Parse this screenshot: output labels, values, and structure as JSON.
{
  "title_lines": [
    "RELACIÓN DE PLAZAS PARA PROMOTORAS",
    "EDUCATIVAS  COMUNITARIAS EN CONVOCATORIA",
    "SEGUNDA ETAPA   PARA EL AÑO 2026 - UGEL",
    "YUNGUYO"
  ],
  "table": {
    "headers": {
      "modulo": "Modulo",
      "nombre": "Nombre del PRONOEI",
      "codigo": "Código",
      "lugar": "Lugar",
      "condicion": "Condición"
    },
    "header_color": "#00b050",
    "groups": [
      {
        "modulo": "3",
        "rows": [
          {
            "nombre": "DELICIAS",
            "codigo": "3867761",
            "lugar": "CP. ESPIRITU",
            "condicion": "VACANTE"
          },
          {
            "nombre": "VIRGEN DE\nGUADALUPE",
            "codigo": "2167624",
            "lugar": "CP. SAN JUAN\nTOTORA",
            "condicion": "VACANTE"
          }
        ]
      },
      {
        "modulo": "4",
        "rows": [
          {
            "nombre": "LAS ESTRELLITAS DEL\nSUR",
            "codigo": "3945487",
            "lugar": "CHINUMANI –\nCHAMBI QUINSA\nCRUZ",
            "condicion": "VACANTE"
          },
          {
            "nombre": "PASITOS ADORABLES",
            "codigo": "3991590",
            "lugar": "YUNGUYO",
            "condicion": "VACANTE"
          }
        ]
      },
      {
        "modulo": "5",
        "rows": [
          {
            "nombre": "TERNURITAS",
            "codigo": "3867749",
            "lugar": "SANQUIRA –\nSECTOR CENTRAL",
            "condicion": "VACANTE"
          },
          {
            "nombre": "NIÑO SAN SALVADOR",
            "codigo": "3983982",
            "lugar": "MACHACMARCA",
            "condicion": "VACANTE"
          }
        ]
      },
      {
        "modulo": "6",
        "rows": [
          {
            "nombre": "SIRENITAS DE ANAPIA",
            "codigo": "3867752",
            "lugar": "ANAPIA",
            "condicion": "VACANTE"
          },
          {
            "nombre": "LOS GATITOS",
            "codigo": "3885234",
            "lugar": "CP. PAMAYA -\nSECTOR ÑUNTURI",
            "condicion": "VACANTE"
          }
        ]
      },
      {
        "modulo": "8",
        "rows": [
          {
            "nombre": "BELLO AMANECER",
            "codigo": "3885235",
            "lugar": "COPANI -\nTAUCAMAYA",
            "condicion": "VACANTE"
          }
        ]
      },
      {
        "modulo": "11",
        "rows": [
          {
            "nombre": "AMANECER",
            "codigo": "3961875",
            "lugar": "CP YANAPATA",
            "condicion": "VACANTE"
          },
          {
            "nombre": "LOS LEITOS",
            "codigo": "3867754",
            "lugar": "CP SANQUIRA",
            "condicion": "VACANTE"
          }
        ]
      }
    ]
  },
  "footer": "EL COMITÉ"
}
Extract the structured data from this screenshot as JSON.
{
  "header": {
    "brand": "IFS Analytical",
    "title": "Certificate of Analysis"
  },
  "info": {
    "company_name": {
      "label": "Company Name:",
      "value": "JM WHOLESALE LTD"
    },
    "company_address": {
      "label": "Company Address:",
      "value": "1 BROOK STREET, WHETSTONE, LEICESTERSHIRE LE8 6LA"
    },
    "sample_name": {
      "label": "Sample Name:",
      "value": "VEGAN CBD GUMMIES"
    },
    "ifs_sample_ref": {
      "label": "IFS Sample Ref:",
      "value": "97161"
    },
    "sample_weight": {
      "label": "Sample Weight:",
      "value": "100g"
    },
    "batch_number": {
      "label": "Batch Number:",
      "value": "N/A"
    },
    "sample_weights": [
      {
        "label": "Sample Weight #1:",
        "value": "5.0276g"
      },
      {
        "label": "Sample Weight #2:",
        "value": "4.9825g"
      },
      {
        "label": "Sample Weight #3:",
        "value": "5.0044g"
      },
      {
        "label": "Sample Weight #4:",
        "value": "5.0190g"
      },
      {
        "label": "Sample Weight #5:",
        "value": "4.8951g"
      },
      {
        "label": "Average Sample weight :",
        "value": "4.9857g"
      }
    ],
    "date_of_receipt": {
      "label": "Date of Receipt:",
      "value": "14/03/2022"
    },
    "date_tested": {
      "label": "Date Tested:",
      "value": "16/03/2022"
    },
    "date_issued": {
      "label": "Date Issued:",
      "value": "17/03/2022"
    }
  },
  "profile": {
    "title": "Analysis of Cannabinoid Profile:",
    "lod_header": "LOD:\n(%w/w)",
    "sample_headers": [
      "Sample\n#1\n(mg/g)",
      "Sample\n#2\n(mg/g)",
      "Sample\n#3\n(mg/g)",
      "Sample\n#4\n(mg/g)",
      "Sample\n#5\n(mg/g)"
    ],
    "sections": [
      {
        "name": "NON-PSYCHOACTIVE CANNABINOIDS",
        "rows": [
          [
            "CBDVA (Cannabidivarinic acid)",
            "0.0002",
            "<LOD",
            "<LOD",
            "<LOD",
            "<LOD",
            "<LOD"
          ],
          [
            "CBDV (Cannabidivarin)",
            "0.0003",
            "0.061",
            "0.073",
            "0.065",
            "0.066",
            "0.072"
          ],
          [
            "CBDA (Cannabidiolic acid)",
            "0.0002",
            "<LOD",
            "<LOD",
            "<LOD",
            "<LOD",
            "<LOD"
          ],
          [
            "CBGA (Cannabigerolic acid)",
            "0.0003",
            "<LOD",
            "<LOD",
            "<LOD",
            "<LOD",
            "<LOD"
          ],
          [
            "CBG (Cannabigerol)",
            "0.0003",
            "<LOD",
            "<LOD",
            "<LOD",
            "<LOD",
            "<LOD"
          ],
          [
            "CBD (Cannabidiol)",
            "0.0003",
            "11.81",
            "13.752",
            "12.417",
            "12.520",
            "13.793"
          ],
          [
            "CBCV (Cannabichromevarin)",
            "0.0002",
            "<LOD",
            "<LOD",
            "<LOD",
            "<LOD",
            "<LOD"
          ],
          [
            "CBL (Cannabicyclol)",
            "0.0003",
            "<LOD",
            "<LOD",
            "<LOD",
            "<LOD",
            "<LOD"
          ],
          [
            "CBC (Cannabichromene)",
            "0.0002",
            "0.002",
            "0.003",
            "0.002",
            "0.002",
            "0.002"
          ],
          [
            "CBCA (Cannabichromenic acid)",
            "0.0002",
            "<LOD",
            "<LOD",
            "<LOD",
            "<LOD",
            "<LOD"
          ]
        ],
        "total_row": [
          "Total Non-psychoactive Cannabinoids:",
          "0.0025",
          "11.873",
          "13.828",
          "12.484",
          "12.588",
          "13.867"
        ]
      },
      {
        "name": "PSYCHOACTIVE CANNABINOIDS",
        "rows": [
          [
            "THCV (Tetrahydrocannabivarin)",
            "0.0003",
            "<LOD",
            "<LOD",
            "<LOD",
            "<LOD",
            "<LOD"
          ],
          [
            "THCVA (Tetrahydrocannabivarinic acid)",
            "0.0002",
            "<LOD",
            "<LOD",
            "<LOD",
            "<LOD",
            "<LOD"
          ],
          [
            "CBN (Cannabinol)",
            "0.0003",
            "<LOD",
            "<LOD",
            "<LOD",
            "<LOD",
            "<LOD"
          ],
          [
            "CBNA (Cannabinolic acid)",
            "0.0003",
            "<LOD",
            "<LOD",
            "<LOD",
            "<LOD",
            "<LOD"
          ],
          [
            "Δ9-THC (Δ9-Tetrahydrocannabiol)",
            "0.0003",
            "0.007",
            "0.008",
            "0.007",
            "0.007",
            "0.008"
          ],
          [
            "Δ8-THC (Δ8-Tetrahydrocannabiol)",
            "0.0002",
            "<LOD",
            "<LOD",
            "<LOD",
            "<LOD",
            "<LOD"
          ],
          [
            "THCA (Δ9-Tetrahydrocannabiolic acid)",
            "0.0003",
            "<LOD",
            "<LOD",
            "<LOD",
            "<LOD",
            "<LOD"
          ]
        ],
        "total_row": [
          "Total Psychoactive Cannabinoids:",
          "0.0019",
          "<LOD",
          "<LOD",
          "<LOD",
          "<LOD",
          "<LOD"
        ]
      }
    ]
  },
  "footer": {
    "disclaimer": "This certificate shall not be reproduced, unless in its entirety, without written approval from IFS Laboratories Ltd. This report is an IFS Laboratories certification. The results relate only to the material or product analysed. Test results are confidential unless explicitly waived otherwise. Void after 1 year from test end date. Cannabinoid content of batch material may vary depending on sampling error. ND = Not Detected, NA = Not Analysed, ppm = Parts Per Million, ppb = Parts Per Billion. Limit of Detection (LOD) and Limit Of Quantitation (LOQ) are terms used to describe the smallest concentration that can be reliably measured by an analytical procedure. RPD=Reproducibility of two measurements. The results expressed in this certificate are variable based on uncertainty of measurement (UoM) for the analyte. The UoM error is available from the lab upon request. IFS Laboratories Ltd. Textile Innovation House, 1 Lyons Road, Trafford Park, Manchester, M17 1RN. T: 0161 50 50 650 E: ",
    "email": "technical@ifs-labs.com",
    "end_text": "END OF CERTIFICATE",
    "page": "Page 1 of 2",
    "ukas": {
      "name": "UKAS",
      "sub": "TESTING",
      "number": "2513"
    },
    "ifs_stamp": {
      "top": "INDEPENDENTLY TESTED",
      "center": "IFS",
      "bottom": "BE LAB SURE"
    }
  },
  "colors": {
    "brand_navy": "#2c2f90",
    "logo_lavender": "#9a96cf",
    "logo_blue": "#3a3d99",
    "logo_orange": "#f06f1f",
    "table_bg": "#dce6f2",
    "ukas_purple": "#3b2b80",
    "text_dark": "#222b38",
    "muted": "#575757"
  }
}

******

• **WORK INSTRUCTIONS**:
List the lines of the records where "nSECTOR" occurs.

• **ANSWER FOR THE TASK**:
            "lugar": "SANQUIRA –\nSECTOR CENTRAL",
            "lugar": "CP. PAMAYA -\nSECTOR ÑUNTURI",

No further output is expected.